_Task instructions_
Using the material below, work out how many lines contain the word "Gletscherstrasse". Reply with the number and nothing more.
----- Records to process
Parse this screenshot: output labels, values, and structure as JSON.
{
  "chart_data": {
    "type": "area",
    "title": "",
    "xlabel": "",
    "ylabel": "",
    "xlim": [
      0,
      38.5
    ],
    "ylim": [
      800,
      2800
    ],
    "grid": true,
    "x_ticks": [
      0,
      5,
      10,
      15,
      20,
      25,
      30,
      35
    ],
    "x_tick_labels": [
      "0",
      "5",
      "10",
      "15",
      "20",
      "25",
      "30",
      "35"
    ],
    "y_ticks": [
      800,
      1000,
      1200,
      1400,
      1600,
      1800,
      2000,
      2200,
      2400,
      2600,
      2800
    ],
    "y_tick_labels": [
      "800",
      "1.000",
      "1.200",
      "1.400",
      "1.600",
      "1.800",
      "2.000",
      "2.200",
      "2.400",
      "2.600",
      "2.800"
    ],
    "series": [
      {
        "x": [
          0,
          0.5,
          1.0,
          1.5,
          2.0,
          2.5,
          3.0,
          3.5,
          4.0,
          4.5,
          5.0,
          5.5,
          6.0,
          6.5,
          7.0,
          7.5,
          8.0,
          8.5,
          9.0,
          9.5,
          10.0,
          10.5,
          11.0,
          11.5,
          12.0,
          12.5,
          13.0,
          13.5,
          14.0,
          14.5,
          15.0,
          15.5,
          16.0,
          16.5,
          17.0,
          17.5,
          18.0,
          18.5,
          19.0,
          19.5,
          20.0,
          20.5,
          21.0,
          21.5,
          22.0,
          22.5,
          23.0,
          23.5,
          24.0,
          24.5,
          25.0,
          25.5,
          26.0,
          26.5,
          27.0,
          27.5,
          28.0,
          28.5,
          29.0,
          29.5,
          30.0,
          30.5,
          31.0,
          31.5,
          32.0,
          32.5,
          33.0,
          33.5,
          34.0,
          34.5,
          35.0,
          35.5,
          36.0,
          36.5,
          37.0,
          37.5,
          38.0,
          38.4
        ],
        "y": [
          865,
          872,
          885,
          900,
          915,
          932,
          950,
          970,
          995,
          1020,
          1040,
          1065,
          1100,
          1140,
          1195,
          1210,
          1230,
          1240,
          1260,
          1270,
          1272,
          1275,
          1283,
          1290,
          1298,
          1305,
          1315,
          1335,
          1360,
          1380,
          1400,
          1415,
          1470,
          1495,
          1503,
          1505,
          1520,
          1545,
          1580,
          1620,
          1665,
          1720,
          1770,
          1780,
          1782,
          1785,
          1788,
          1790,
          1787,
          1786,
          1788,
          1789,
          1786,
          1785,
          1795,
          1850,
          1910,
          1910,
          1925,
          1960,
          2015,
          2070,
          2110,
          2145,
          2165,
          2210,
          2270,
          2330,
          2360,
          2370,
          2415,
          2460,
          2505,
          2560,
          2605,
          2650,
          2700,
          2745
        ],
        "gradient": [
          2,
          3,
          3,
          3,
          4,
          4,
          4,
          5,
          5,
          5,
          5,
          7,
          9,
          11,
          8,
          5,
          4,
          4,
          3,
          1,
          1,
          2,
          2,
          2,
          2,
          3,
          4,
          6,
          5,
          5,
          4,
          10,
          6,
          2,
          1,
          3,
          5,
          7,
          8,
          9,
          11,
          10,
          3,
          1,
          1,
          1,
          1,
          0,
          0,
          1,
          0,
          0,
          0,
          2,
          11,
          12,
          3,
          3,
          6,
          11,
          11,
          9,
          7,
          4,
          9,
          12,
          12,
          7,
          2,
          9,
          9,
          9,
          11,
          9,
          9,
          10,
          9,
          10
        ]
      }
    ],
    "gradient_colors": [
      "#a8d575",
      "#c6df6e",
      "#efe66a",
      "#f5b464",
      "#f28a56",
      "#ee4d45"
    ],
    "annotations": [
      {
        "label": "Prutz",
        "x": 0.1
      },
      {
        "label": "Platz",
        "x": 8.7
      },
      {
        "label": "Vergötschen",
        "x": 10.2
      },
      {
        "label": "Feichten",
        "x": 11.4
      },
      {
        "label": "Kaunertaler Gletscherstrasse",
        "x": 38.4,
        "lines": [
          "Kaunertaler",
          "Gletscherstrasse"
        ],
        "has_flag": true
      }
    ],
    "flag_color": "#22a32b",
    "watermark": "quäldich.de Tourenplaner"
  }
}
----------
_The result_
2